TRECHO DA PÁGINA
Conhecendo a grande miséria das almas e os
perigos em que se achavam as pobres órfãs, Vianney fundou na paróquia um asilo,
a que deu o nome de “Providência”. Para as asiladas era um pai que sacrifícios
não media, para que nada lhes faltasse. Essa fundação, em si tão útil e boa,
foi para Vianney uma fonte de desgostos.
Mais de uma vez lhe sobreveio o desânimo e profundamente desgostoso, exclamava:
“Ah ! se tivesse sabido o que quer se dizer ser sacerdote, eu teria procurado a
minha salvação na Cartuxa ou na Trappa”. Por
duas vezes tentou fugir de Ars para ver-se livre do pesado fardo do
ministério pastoral.

QUESTÕES E TAREFAS
1. No trecho sobre Vianney, que nome ele deu ao asilo que fundou na paróquia?
2. Quais são todos os nomes próprios que aparecem no trecho sobre Vianney?
3. Escreva a continuação do trecho sobre Vianney, começando logo após a última frase.

DADOS FORNECIDOS
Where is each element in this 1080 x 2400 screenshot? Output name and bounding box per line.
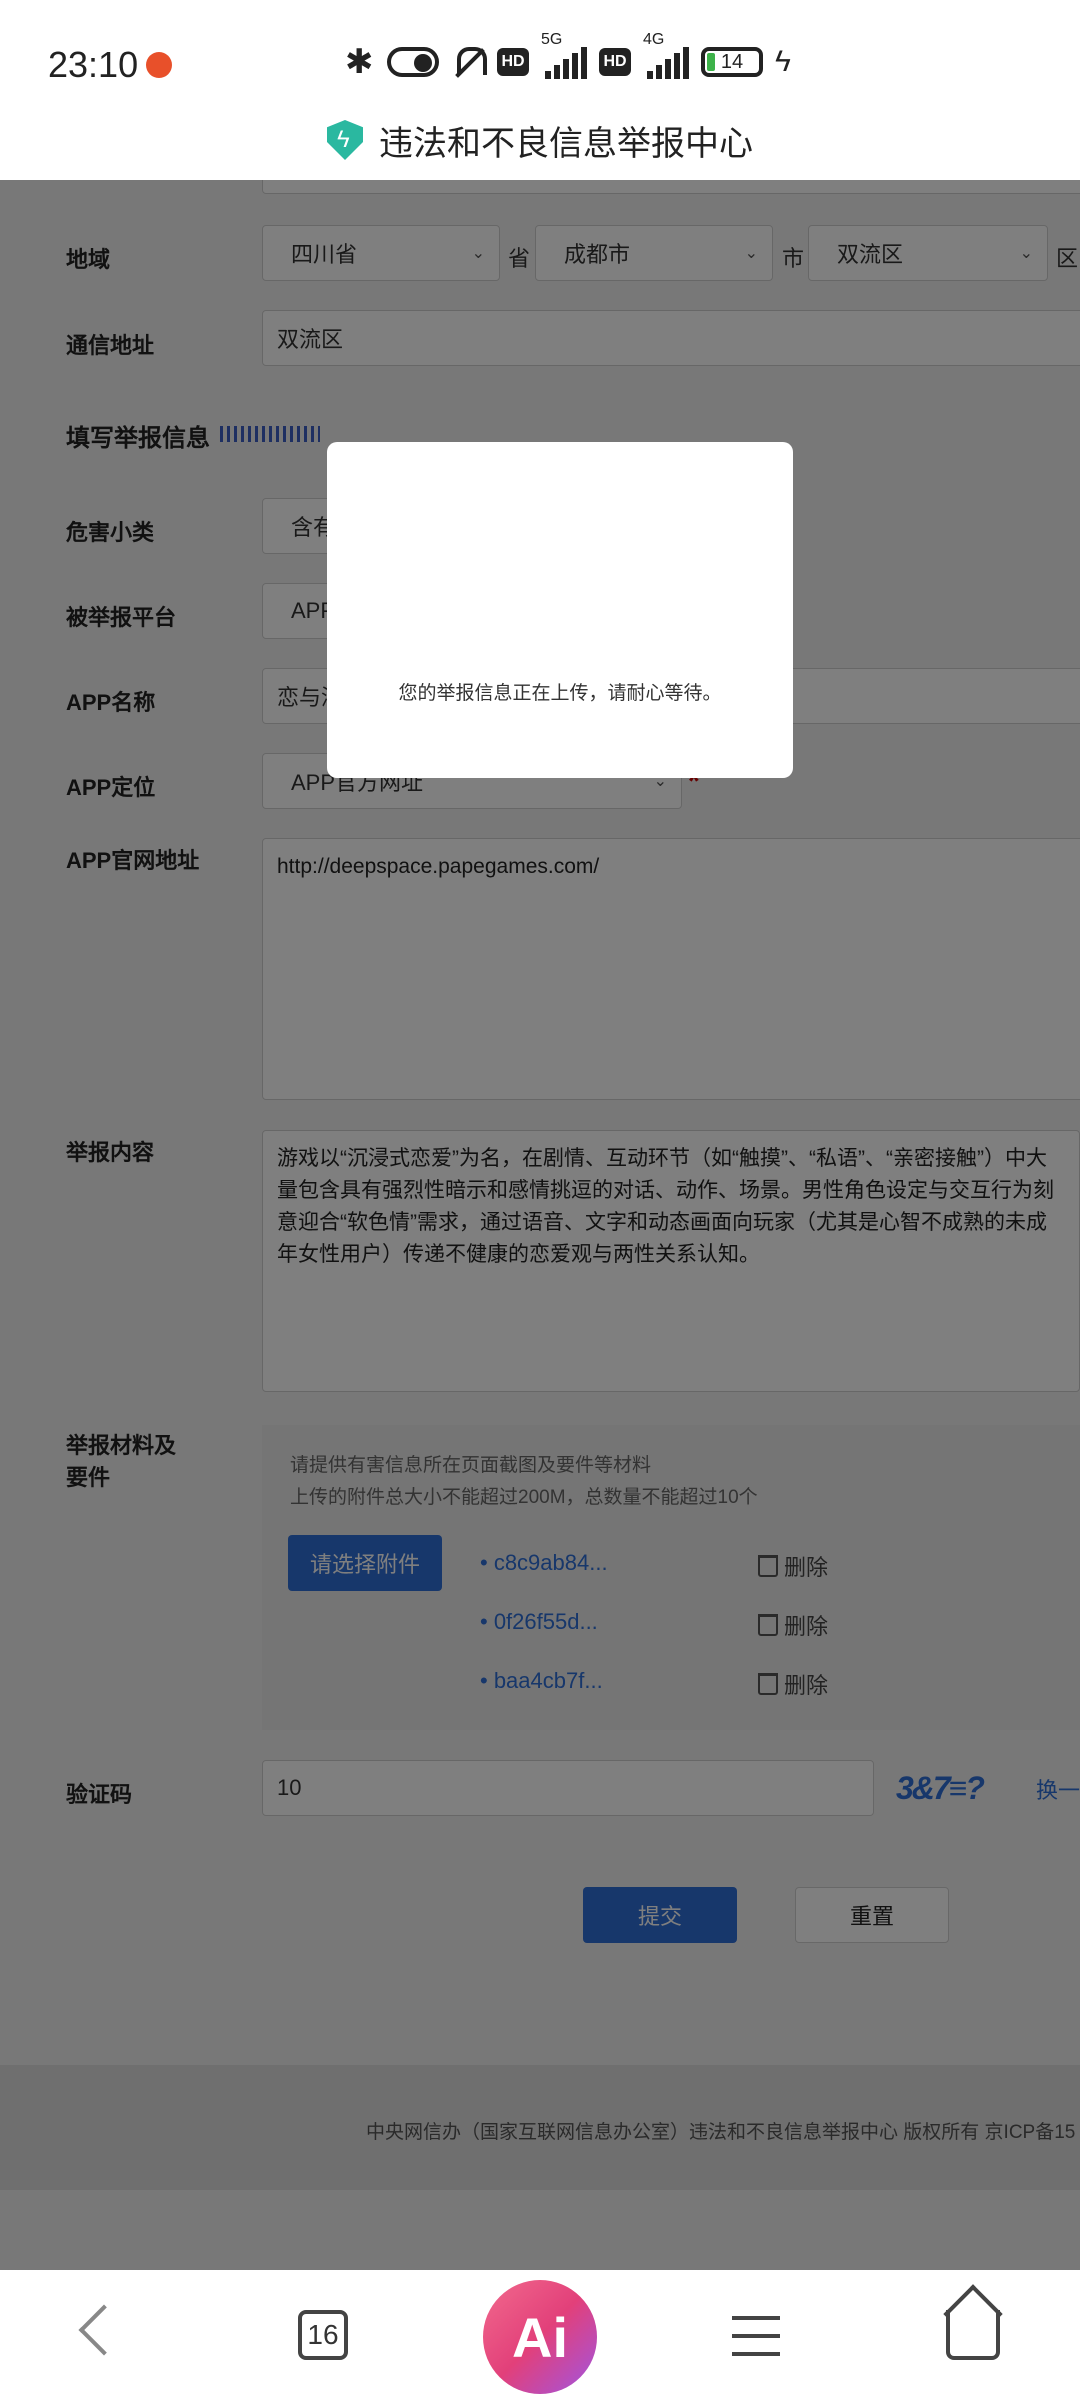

CONJUNTO DE RESPOSTAS
1. “Providência”.

2. Vianney, Providência, Cartuxa, Trappa, Ars

3.
O
segredo dos grandes resultados espirituais, na paróquia de Ars, estava
unicamente na santidade do Cura. Vianney era homem da oração e da penitência. A
um colega que o visitou e dolorosamente se queixou do triste estado em que se
achava, perguntou: “Rezastes entre lágrimas? Não é bastante. Jejuastes já?
Deitastes-vos sobre o chão duro e tomastes a disciplina? Se ainda não o
fizestes, não penseis ter feito tudo”. O que a outros aconselhava ele o
praticava. Levava vida de extrema pobreza. Dos pobres da paróquia era Vianney o
mais pobre. Possuía uma só batina e esta cheia de remendos. O estado do chapéu
era tal, que provocava o riso dos colegas. Vianney não possuía nada e nada
guardava. E quanto bem não fez às órfãs, e aos pobres! A vida austeridade, em
nada difere da vida Cura d’Ars, com a dos grandes eremitas do deserto do Egito.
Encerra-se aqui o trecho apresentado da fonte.